WRITTEN TASK »
Keep only the lines of the listing that include the word "source", and copy them.

(Stored items from a collection)
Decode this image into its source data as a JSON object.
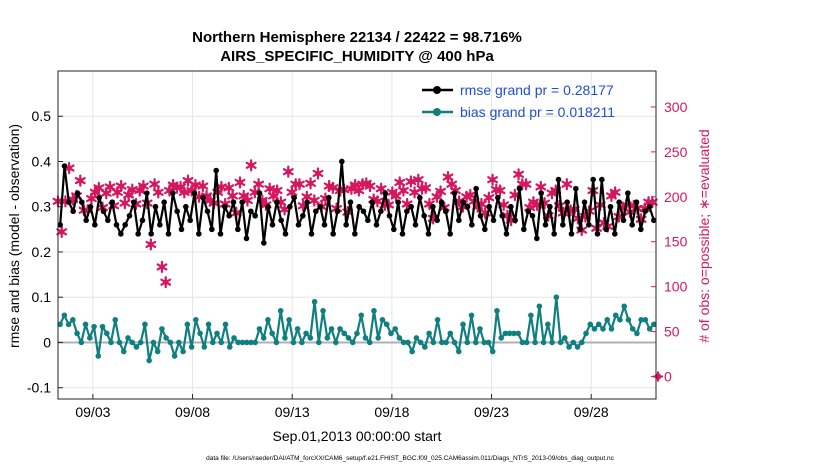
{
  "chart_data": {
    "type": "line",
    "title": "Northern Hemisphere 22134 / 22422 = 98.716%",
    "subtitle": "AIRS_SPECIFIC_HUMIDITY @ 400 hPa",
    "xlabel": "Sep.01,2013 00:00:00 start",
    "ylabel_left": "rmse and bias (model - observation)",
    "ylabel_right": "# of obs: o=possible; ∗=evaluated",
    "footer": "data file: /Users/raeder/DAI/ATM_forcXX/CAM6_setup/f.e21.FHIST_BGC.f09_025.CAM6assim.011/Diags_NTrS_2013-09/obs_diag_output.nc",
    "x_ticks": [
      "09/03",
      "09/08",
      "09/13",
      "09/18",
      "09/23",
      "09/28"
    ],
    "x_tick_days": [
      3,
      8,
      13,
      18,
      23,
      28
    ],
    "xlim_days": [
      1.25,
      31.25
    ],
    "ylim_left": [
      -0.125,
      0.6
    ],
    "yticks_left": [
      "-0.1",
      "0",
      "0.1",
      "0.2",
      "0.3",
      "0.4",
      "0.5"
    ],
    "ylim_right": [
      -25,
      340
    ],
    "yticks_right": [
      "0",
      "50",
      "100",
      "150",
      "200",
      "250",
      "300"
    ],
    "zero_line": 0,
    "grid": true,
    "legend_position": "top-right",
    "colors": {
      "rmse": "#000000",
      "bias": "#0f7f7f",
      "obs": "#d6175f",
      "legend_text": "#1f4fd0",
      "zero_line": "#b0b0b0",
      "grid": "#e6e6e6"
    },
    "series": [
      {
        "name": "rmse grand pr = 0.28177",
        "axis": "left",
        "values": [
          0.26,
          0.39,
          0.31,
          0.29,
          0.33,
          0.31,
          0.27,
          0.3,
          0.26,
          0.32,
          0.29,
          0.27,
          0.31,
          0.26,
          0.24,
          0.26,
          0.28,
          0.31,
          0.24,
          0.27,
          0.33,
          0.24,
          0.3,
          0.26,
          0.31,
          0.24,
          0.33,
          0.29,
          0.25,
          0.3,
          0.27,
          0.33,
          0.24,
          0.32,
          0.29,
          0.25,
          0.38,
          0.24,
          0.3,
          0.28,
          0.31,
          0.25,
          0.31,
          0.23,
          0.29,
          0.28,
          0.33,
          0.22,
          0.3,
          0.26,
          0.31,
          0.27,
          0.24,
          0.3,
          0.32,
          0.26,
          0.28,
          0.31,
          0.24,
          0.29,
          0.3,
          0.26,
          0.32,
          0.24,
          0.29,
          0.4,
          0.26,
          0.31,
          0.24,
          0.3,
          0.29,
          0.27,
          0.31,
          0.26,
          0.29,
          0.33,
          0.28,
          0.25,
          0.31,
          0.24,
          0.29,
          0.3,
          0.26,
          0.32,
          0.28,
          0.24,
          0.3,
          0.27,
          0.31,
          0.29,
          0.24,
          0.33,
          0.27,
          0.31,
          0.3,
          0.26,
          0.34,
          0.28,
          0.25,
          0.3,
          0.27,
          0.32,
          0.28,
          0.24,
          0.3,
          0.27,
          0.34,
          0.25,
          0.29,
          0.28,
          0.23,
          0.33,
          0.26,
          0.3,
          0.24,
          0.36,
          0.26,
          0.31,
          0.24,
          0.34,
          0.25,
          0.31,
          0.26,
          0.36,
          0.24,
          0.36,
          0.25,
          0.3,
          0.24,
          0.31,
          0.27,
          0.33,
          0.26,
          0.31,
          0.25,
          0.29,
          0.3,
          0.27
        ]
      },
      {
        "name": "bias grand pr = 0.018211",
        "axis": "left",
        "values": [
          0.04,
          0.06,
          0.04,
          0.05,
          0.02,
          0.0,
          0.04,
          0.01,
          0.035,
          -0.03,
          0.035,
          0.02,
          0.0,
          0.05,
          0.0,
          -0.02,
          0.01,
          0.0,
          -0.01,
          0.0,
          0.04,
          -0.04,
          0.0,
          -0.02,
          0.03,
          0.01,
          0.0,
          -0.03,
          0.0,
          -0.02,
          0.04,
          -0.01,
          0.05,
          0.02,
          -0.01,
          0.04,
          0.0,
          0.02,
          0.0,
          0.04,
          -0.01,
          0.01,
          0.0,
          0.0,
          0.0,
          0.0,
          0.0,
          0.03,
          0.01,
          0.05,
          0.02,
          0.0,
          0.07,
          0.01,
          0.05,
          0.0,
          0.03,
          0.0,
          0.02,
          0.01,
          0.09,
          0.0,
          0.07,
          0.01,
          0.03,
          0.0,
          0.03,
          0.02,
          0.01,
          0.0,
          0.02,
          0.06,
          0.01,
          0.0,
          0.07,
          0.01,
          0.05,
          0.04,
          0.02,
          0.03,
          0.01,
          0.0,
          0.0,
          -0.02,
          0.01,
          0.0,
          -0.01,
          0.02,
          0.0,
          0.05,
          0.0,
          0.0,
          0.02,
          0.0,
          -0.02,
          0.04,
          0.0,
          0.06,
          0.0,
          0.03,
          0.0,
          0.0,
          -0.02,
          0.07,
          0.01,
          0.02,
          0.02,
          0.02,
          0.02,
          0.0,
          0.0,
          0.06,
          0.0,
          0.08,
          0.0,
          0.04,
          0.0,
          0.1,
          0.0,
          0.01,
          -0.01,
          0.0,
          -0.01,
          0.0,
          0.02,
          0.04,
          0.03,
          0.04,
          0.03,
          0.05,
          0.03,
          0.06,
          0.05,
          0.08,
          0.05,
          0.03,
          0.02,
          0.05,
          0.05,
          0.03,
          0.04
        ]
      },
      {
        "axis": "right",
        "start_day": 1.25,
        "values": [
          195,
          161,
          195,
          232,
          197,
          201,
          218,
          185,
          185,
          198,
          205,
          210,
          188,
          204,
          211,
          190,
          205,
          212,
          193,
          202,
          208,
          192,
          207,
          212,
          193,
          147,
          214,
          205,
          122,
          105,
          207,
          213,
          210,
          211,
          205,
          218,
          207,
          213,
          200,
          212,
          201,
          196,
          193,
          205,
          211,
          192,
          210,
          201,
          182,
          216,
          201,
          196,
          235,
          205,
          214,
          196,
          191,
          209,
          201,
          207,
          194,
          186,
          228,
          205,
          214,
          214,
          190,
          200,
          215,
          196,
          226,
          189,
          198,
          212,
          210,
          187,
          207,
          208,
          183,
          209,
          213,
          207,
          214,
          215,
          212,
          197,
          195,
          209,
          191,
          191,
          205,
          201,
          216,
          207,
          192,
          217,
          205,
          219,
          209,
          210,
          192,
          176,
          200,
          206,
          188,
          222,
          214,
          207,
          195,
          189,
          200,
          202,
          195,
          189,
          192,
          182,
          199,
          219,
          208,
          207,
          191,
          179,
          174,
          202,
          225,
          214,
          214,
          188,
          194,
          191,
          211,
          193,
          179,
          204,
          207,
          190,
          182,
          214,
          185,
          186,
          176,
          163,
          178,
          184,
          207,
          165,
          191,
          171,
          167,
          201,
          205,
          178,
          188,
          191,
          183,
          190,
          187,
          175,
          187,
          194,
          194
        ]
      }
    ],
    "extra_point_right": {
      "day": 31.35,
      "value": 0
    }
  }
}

---

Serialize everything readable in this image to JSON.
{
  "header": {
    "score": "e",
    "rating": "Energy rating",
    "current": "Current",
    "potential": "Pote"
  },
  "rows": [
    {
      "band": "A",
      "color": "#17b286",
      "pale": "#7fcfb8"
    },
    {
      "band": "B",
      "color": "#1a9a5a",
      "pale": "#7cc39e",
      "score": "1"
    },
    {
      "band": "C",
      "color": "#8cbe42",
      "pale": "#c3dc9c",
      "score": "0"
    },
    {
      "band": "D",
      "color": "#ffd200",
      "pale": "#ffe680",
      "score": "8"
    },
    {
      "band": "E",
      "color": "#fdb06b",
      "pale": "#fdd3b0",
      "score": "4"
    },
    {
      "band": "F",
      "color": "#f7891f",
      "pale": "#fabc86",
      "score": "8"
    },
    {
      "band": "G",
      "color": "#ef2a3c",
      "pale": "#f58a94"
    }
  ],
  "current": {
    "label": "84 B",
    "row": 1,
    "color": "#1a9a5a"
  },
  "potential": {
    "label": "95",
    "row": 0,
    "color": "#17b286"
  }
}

==

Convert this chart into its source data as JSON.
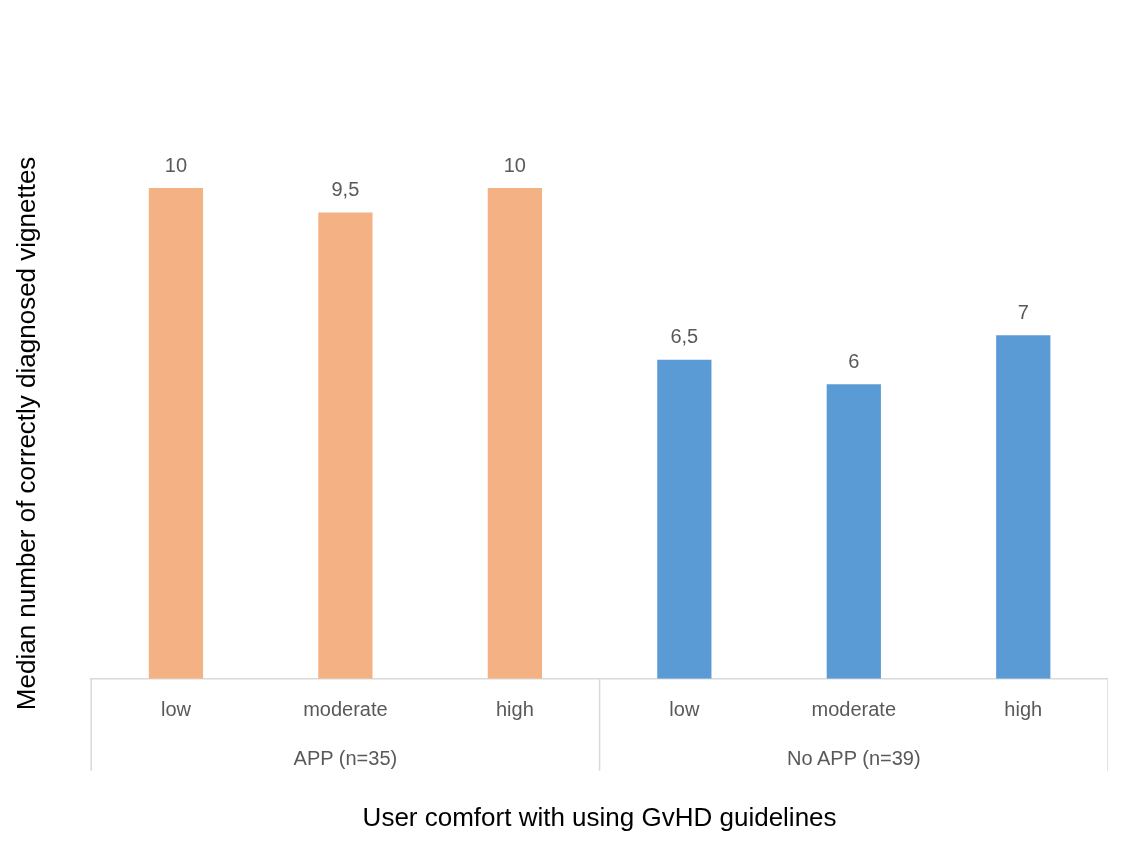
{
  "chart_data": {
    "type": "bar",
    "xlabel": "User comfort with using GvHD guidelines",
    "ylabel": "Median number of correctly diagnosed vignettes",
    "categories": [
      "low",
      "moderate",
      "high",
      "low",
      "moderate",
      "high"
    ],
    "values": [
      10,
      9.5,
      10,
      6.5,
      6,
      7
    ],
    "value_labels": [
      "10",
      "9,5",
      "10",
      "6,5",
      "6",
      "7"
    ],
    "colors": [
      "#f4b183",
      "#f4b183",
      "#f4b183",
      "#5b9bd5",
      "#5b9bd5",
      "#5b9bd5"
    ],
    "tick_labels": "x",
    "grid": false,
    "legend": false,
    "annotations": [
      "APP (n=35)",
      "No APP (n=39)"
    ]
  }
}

RIGHT ANSWER »
Decode this image into its source data as a JSON object.
Convert this chart into its source data as JSON.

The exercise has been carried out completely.